-- Your task --
Rewrite every line of the items below as a numbered list, leaving out blank lines and the pictures.

[Provided data start]

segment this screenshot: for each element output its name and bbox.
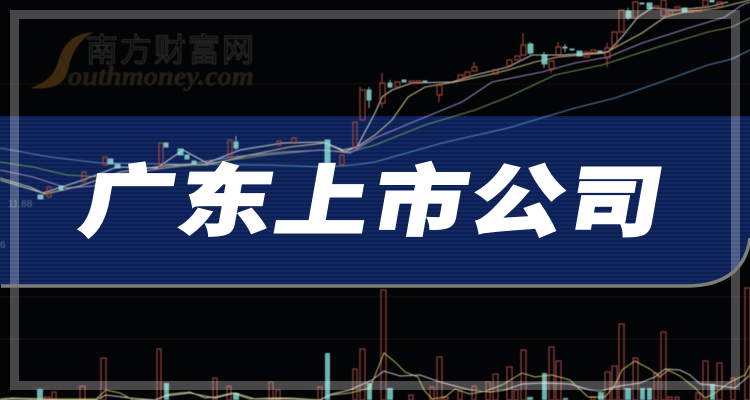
chart: volume average lines — [0, 353, 750, 400]
chart: moving average lines — [0, 0, 750, 194]
chart: volume bars red — [44, 288, 750, 400]
watermark Chinese name: 南方财富网 — [86, 32, 256, 68]
chart: faint grid lines — [0, 84, 750, 339]
icon: brown S swoosh — [30, 32, 94, 88]
chart: red candlesticks — [47, 0, 722, 197]
panel: title band — [0, 116, 750, 286]
watermark URL: outhmoney.com — [68, 61, 254, 91]
chart: cyan candlesticks — [38, 0, 714, 199]
price labels on chart — [0, 199, 33, 251]
chart: volume bars cyan — [37, 353, 715, 400]
title: 广东上市公司 — [74, 160, 674, 246]
watermark logo: Southmoney — [30, 32, 256, 91]
price labels on chart: 11.88 — [8, 199, 33, 210]
panel border — [1, 238, 750, 286]
price labels on chart: 6 — [0, 240, 6, 251]
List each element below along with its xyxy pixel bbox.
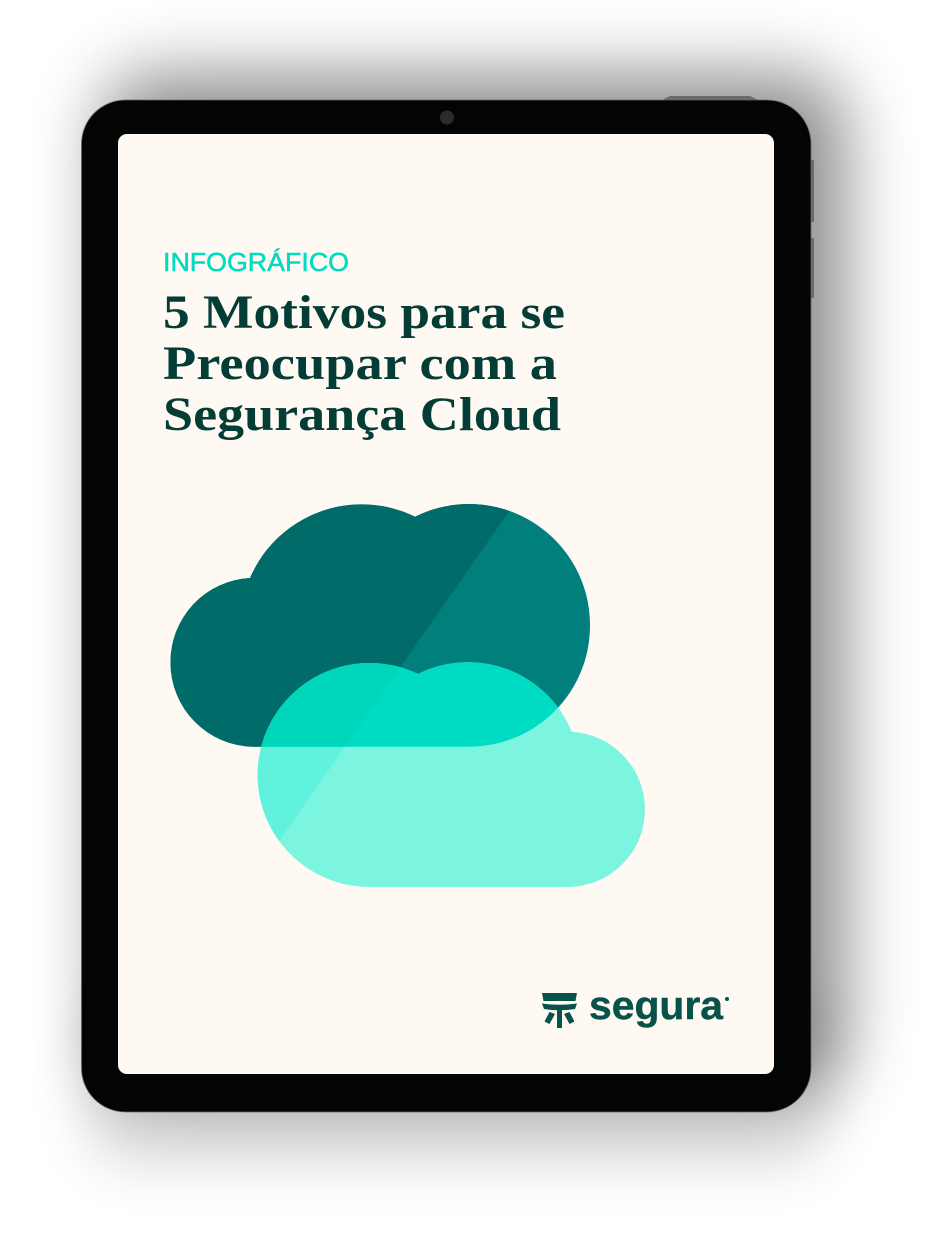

[Provided data end]

-- Completed exercise --
1. segment this screenshot: for each element output its name and bbox.
2. chart: volume average lines — [0, 353, 750, 400]
3. chart: moving average lines — [0, 0, 750, 194]
4. chart: volume bars red — [44, 288, 750, 400]
5. watermark Chinese name: 南方财富网 — [86, 32, 256, 68]
6. chart: faint grid lines — [0, 84, 750, 339]
7. icon: brown S swoosh — [30, 32, 94, 88]
8. chart: red candlesticks — [47, 0, 722, 197]
9. panel: title band — [0, 116, 750, 286]
10. watermark URL: outhmoney.com — [68, 61, 254, 91]
11. chart: cyan candlesticks — [38, 0, 714, 199]
12. price labels on chart — [0, 199, 33, 251]
13. chart: volume bars cyan — [37, 353, 715, 400]
14. title: 广东上市公司 — [74, 160, 674, 246]
15. watermark logo: Southmoney — [30, 32, 256, 91]
16. price labels on chart: 11.88 — [8, 199, 33, 210]
17. panel border — [1, 238, 750, 286]
18. price labels on chart: 6 — [0, 240, 6, 251]
19. List each element below along with its xyxy pixel bbox.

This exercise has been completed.